[start of Data]

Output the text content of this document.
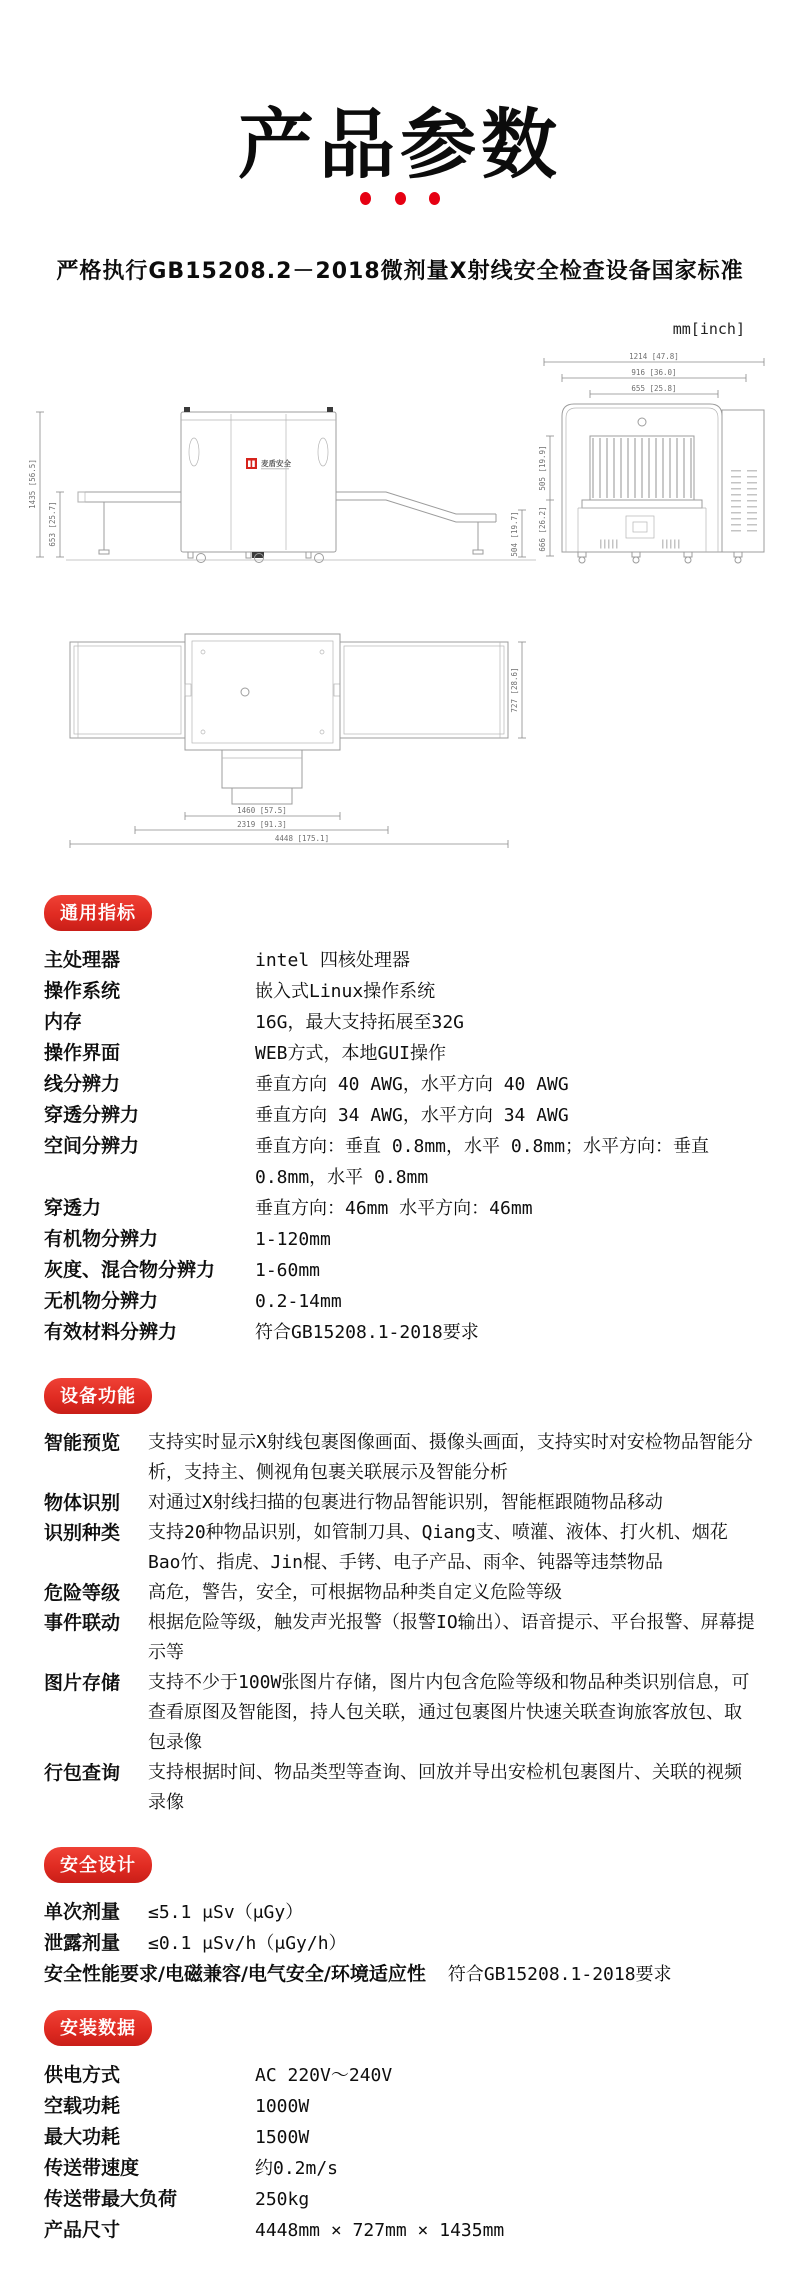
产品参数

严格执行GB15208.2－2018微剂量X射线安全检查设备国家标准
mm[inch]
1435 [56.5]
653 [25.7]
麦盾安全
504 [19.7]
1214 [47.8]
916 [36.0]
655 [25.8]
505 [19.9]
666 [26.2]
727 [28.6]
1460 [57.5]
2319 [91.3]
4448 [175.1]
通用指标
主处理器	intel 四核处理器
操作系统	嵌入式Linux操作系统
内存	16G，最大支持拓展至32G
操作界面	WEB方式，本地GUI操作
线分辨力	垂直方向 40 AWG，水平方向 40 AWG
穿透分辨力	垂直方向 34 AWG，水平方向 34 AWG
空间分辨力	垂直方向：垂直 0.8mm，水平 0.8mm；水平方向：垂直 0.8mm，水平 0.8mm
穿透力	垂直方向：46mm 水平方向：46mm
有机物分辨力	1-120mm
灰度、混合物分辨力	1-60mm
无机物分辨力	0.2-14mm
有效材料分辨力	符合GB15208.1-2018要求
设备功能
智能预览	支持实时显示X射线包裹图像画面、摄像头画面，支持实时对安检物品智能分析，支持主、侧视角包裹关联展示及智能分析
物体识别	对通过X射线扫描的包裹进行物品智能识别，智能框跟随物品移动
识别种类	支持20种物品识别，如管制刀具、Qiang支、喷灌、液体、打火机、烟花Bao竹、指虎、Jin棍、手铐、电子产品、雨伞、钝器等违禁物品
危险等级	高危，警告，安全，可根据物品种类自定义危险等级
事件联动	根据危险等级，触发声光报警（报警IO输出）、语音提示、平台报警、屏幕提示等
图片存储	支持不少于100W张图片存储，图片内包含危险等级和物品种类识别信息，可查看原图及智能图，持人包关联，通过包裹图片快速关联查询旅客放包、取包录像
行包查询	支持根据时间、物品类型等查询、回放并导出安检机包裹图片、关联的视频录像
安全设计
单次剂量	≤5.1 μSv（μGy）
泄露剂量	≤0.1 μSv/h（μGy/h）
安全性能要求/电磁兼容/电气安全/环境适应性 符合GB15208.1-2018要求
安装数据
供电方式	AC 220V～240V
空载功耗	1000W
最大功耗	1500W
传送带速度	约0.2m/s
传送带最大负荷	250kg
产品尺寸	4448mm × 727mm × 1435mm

[end of Data]
[start of Data]

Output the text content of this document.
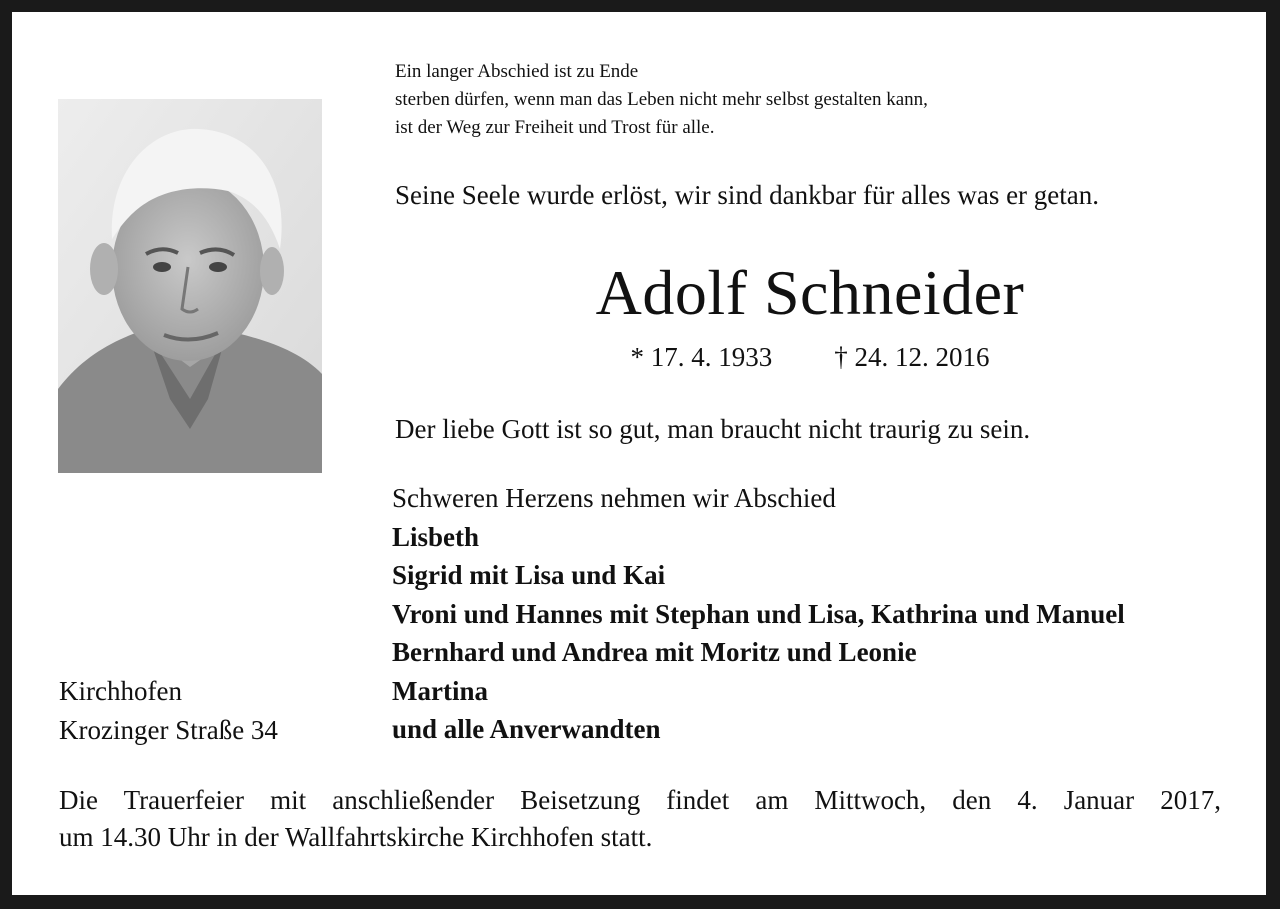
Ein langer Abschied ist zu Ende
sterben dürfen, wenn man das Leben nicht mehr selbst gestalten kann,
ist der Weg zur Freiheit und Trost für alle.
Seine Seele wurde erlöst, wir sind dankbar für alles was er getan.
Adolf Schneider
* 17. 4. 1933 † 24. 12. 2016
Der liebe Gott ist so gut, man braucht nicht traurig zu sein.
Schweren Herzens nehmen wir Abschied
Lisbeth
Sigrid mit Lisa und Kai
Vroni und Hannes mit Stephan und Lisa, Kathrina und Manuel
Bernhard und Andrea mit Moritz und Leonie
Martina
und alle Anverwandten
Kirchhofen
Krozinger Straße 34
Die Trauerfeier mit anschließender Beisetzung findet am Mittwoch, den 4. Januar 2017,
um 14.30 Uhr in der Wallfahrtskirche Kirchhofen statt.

[end of Data]
[start of Data]

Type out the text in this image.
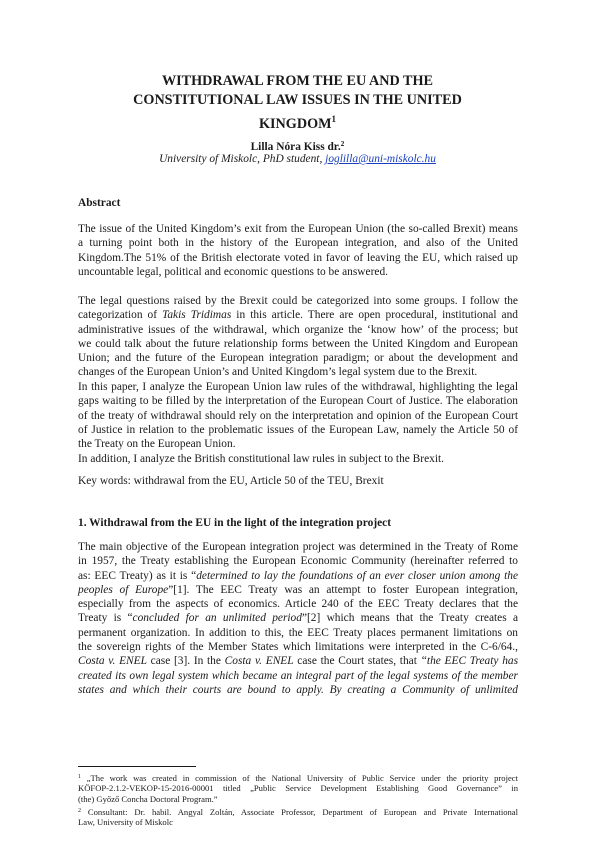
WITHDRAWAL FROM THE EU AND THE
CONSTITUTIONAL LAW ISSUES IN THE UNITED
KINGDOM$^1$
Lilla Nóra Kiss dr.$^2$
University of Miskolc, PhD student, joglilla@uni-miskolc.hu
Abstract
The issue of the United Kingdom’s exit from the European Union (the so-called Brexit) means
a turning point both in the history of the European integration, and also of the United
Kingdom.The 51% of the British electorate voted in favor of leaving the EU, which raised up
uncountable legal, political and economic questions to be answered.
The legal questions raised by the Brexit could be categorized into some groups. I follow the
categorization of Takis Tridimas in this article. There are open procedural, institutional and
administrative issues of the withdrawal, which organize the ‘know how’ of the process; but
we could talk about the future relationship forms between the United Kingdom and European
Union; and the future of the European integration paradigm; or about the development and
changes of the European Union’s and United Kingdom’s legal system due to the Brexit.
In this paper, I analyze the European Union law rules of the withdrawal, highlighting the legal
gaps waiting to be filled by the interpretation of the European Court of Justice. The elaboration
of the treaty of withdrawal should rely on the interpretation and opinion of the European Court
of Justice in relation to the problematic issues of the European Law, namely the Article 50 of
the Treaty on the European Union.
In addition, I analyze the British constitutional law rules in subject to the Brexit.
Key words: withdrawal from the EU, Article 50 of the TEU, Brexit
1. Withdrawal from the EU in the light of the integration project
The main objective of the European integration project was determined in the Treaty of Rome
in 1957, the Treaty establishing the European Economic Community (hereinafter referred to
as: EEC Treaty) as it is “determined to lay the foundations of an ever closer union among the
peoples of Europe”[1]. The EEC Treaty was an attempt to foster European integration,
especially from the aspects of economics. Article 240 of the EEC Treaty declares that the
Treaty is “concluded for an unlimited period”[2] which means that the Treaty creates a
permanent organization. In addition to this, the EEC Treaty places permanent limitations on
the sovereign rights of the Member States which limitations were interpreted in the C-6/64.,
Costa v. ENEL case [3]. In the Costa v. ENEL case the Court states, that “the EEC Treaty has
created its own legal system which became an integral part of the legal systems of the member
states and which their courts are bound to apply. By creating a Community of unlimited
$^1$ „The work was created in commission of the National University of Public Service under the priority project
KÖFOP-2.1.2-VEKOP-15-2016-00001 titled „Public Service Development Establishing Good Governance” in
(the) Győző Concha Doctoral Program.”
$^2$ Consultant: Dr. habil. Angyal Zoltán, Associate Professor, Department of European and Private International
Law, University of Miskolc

[end of Data]

| Work required |
From the listing above, return each line with the word "that".

| Worked solution |
especially from the aspects of economics. Article 240 of the EEC Treaty declares that the
Treaty is “concluded for an unlimited period”[2] which means that the Treaty creates a
Costa v. ENEL case [3]. In the Costa v. ENEL case the Court states, that “the EEC Treaty has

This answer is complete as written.